Goal A: In the passage on the Group's auditors, can you rewrite the stretch from "Statement of Directors" through "of that information.", swapping "Directors" for "Board members"?
Goal B: In the passage on the Group's auditors, which section of the Companies Act 2006 is cited for the resolution to re-appoint the auditors?
Goal C: Could you carry on the annual report passage on the Group's auditors from where it stops?

The Group has contractual arrangements with numerous third parties in support of its business activities (see Suppliers). The disclosure in this report of information about any of those third parties is not considered necessary for an understanding of the development, performance or position of the Group’s businesses.

Auditors

The auditors, KPMG Audit Plc, are willing to continue in office. In accordance with Section 489 of the Companies Act 2006, a resolution for the re-appointment of KPMG Audit Plc as auditors of the Company is to be proposed at the forthcoming AGM.

Statement of Directors as to disclosure of information to Auditors

The Directors confirm that, so far as they are each aware, there is no relevant audit information of which the Company’s auditors are unaware; and each Director has taken all the steps that he or she ought to have taken as a Director to make himself or herself aware of any relevant audit information and to establish that the Company’s auditors are aware of that information.

Dataset records:
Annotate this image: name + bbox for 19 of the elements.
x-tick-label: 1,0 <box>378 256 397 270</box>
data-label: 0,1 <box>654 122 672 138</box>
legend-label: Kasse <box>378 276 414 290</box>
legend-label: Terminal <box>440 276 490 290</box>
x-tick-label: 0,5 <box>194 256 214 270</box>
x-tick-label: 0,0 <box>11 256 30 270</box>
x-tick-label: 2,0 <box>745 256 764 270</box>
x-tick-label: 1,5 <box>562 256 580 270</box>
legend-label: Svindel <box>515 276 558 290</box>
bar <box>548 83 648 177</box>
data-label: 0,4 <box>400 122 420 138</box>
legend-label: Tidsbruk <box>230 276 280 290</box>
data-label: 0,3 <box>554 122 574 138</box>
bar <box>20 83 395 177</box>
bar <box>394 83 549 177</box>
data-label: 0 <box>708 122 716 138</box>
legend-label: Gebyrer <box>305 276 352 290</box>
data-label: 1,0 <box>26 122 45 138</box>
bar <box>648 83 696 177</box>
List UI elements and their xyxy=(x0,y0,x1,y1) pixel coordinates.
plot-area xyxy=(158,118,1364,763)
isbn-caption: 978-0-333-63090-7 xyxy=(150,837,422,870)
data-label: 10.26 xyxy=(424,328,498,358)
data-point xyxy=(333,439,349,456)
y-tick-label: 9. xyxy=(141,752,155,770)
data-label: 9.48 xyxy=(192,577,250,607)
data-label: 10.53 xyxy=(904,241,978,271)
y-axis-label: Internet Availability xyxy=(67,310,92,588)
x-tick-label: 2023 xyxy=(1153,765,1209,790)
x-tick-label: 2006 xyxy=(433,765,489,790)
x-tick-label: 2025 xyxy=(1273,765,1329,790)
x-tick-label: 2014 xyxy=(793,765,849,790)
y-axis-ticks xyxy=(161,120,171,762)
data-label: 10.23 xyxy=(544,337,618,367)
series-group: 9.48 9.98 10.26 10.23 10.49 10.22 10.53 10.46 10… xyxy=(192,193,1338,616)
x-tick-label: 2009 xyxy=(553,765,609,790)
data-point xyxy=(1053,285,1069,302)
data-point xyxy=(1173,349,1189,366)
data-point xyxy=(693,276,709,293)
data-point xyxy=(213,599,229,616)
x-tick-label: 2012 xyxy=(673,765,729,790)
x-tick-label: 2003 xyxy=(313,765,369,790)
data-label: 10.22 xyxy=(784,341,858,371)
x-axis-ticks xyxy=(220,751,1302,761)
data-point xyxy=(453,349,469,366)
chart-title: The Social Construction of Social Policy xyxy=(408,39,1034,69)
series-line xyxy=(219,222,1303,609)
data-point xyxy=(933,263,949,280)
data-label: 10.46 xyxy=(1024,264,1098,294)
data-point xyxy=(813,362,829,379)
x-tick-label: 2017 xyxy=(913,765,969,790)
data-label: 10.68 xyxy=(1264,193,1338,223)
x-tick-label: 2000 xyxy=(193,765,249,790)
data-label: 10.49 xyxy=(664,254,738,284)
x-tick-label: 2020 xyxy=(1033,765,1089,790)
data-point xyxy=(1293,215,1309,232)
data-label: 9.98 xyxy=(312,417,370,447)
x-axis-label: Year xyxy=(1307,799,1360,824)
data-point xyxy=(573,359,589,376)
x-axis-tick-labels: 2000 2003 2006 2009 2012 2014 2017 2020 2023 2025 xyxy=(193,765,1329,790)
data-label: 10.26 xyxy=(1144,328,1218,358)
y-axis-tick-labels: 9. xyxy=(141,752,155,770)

Output A:
Statement of Board members as to disclosure of information to Auditors

The Board members confirm that, so far as they are each aware, there is no relevant audit information of which the Company’s auditors are unaware; and each Director has taken all the steps that he or she ought to have taken as a Director to make himself or herself aware of any relevant audit information and to establish that the Company’s auditors are aware of that information.

Output B: Section 489

Output C:
Other information

Other information relevant to the Directors’report can be found in the following sections of the Annual Report:

Information Location in Annual Report
Our colleagues Responsible leadership 
Social responsibility Responsible leadership 
Sustainable development Responsible leadership 
Charitable and political donations Responsible leadership 
Suppliers Responsible leadership 
Future developments Business performance 
Board and Committee Membership Corporate Governance report 
Financial risk management Corporate Governance report and Strategic overview 
Post balance sheet events after30 September 2009 Financial statements –Note 34
Share capital –authorised and issued Financial statements –Note 23
Substantial shareholdings Shareholder profiles

The Directors’report was approved by a duly authorised Committee of the Board of Directors on 30 November 2009 and signed on its behalf by Andrew John, the Company Secretary.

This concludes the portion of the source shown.